_PROBLEM STATEMENT_
Write out the records again, exactly, leaving none out.
-------- RECORDS FOR THIS EXERCISE --------
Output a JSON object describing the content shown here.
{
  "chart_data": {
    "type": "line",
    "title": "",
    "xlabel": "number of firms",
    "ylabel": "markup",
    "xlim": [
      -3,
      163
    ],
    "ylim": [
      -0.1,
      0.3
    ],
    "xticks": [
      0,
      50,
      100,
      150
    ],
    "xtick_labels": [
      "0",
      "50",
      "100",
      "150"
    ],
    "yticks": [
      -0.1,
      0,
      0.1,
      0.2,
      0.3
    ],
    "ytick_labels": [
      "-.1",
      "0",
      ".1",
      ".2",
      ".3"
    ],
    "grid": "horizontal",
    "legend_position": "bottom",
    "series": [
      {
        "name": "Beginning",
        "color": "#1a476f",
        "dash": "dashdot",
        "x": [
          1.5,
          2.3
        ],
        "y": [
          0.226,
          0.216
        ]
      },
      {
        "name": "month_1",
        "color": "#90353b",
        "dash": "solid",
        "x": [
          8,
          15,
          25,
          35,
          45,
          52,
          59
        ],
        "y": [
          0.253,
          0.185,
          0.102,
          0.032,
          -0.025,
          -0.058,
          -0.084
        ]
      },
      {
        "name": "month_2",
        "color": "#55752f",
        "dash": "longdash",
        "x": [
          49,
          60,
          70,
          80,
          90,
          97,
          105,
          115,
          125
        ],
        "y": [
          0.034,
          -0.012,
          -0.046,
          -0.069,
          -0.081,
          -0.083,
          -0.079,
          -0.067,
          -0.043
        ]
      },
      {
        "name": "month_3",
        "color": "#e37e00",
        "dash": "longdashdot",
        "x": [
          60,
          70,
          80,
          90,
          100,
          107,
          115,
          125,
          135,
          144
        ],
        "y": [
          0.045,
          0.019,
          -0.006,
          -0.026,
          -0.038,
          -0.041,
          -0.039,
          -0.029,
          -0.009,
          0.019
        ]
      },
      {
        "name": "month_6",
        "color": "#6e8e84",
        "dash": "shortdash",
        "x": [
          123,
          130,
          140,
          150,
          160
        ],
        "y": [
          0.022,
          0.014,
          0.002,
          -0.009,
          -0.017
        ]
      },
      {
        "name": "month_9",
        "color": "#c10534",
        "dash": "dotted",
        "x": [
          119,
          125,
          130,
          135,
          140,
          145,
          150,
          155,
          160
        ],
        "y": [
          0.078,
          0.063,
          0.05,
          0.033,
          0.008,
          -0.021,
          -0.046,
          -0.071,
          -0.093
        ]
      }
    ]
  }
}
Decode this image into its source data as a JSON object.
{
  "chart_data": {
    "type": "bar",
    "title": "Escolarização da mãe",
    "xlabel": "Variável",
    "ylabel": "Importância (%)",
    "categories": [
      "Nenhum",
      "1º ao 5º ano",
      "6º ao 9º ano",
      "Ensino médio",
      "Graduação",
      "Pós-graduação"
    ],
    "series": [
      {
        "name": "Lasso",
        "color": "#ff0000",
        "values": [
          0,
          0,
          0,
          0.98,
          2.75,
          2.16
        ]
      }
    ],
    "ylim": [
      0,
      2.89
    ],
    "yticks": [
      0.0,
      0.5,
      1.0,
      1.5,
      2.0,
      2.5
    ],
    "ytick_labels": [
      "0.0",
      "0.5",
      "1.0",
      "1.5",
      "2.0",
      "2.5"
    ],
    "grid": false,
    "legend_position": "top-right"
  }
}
--------
_RESULT OF THIS EXERCISE_
Output a JSON object describing the content shown here.
{
  "chart_data": {
    "type": "line",
    "title": "",
    "xlabel": "number of firms",
    "ylabel": "markup",
    "xlim": [
      -3,
      163
    ],
    "ylim": [
      -0.1,
      0.3
    ],
    "xticks": [
      0,
      50,
      100,
      150
    ],
    "xtick_labels": [
      "0",
      "50",
      "100",
      "150"
    ],
    "yticks": [
      -0.1,
      0,
      0.1,
      0.2,
      0.3
    ],
    "ytick_labels": [
      "-.1",
      "0",
      ".1",
      ".2",
      ".3"
    ],
    "grid": "horizontal",
    "legend_position": "bottom",
    "series": [
      {
        "name": "Beginning",
        "color": "#1a476f",
        "dash": "dashdot",
        "x": [
          1.5,
          2.3
        ],
        "y": [
          0.226,
          0.216
        ]
      },
      {
        "name": "month_1",
        "color": "#90353b",
        "dash": "solid",
        "x": [
          8,
          15,
          25,
          35,
          45,
          52,
          59
        ],
        "y": [
          0.253,
          0.185,
          0.102,
          0.032,
          -0.025,
          -0.058,
          -0.084
        ]
      },
      {
        "name": "month_2",
        "color": "#55752f",
        "dash": "longdash",
        "x": [
          49,
          60,
          70,
          80,
          90,
          97,
          105,
          115,
          125
        ],
        "y": [
          0.034,
          -0.012,
          -0.046,
          -0.069,
          -0.081,
          -0.083,
          -0.079,
          -0.067,
          -0.043
        ]
      },
      {
        "name": "month_3",
        "color": "#e37e00",
        "dash": "longdashdot",
        "x": [
          60,
          70,
          80,
          90,
          100,
          107,
          115,
          125,
          135,
          144
        ],
        "y": [
          0.045,
          0.019,
          -0.006,
          -0.026,
          -0.038,
          -0.041,
          -0.039,
          -0.029,
          -0.009,
          0.019
        ]
      },
      {
        "name": "month_6",
        "color": "#6e8e84",
        "dash": "shortdash",
        "x": [
          123,
          130,
          140,
          150,
          160
        ],
        "y": [
          0.022,
          0.014,
          0.002,
          -0.009,
          -0.017
        ]
      },
      {
        "name": "month_9",
        "color": "#c10534",
        "dash": "dotted",
        "x": [
          119,
          125,
          130,
          135,
          140,
          145,
          150,
          155,
          160
        ],
        "y": [
          0.078,
          0.063,
          0.05,
          0.033,
          0.008,
          -0.021,
          -0.046,
          -0.071,
          -0.093
        ]
      }
    ]
  }
}
Decode this image into its source data as a JSON object.
{
  "chart_data": {
    "type": "bar",
    "title": "Escolarização da mãe",
    "xlabel": "Variável",
    "ylabel": "Importância (%)",
    "categories": [
      "Nenhum",
      "1º ao 5º ano",
      "6º ao 9º ano",
      "Ensino médio",
      "Graduação",
      "Pós-graduação"
    ],
    "series": [
      {
        "name": "Lasso",
        "color": "#ff0000",
        "values": [
          0,
          0,
          0,
          0.98,
          2.75,
          2.16
        ]
      }
    ],
    "ylim": [
      0,
      2.89
    ],
    "yticks": [
      0.0,
      0.5,
      1.0,
      1.5,
      2.0,
      2.5
    ],
    "ytick_labels": [
      "0.0",
      "0.5",
      "1.0",
      "1.5",
      "2.0",
      "2.5"
    ],
    "grid": false,
    "legend_position": "top-right"
  }
}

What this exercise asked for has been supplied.